**Data shown**
════════
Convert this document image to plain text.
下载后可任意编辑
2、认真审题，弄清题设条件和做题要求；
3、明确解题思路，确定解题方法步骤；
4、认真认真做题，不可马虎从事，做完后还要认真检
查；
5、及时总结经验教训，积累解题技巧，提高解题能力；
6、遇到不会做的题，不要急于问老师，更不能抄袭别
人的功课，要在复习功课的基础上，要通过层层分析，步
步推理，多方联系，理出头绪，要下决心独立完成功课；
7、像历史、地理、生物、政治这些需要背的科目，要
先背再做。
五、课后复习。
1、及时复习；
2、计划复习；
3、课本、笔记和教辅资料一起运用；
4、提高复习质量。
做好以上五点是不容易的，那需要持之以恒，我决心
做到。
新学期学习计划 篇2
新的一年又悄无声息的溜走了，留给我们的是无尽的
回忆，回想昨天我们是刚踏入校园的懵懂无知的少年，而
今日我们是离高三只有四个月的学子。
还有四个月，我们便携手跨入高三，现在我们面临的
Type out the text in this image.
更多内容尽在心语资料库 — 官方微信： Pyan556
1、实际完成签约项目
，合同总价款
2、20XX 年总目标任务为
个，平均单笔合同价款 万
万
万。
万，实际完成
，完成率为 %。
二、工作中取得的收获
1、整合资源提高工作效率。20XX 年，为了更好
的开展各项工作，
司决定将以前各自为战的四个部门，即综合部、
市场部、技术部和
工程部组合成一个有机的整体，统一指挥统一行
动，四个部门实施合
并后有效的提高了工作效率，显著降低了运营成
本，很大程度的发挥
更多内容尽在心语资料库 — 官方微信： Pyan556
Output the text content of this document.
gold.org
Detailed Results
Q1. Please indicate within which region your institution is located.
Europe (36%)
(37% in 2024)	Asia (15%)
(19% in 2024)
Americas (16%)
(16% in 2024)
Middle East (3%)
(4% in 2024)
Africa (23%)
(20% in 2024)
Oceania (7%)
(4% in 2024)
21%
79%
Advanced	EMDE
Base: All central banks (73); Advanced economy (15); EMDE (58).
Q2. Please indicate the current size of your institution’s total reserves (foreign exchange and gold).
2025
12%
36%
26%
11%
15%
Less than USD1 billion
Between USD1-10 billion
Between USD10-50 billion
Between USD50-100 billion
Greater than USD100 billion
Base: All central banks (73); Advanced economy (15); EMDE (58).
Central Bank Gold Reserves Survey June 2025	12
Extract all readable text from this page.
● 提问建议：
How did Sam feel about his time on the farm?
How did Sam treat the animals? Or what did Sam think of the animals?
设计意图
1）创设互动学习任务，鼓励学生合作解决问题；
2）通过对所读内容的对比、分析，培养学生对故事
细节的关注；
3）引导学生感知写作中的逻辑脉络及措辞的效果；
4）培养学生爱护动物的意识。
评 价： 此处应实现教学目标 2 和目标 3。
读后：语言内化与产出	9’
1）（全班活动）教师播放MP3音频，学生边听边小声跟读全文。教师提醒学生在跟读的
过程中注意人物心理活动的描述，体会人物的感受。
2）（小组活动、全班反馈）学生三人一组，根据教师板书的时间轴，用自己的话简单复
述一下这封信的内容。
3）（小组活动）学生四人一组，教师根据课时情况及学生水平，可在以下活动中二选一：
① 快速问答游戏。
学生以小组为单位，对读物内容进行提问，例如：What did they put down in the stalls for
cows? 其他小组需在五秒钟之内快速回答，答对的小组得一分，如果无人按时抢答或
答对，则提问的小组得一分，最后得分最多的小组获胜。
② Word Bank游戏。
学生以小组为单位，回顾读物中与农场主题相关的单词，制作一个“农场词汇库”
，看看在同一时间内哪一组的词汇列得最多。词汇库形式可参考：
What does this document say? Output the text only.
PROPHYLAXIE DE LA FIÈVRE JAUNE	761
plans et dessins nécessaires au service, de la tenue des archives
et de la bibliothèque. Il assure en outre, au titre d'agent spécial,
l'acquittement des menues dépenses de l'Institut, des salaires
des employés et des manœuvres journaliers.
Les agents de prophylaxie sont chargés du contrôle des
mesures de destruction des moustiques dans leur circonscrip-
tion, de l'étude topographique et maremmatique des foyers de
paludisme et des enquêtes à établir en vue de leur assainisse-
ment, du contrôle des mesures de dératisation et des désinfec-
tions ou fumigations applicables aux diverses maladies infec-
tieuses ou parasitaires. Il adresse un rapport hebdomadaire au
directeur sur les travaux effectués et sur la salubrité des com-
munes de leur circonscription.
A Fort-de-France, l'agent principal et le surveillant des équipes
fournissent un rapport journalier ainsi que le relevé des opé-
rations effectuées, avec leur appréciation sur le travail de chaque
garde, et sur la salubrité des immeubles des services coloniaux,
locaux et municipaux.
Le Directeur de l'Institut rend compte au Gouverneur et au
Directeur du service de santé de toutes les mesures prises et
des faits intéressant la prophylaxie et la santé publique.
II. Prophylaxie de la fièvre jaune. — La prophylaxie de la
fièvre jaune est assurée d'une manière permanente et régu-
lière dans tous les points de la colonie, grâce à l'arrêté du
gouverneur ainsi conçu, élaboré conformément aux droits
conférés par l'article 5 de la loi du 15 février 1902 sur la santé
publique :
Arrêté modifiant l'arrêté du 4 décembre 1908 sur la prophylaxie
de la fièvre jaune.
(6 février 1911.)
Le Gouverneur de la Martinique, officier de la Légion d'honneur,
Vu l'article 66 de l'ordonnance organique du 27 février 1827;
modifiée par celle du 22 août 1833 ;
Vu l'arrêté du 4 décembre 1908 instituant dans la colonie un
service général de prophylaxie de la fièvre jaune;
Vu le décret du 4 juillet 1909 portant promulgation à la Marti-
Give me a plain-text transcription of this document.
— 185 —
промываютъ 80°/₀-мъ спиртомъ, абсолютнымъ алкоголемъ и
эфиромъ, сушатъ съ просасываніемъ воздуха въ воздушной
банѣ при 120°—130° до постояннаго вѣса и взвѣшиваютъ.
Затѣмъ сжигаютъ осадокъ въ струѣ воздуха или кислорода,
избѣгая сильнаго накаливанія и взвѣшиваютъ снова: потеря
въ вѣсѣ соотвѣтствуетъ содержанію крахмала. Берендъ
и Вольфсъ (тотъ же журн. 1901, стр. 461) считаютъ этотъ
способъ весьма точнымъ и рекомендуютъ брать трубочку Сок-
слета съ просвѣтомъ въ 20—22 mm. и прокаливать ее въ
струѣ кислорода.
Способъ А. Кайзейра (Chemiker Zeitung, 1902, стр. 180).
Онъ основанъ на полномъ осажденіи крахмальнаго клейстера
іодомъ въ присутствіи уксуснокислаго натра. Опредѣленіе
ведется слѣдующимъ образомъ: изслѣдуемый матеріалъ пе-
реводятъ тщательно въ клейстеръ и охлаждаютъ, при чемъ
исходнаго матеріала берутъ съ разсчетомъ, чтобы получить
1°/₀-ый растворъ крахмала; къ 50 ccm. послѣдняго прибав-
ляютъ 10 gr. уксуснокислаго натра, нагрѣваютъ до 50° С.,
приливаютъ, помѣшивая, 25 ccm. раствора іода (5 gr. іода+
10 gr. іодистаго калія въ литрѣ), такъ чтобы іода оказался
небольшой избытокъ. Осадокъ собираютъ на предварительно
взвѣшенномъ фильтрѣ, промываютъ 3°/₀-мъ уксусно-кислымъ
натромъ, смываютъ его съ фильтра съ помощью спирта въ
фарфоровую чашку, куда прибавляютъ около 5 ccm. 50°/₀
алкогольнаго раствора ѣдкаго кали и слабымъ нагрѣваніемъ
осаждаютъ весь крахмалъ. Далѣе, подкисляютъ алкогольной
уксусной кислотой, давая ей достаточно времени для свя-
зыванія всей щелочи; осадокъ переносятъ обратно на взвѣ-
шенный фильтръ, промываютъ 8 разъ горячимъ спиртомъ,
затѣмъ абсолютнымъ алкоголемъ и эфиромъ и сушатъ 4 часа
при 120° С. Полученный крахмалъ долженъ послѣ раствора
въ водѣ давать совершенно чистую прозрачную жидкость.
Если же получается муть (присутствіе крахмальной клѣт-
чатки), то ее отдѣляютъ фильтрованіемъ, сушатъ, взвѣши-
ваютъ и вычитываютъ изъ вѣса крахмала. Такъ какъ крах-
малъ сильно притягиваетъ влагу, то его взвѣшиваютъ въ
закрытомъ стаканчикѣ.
════════
**Exercise requirements**
From the listing above, collect every line that mentions the word "взвѣшиваютъ".

**Written reply**
банѣ при 120°—130° до постояннаго вѣса и взвѣшиваютъ.
избѣгая сильнаго накаливанія и взвѣшиваютъ снова: потеря
малъ сильно притягиваетъ влагу, то его взвѣшиваютъ въ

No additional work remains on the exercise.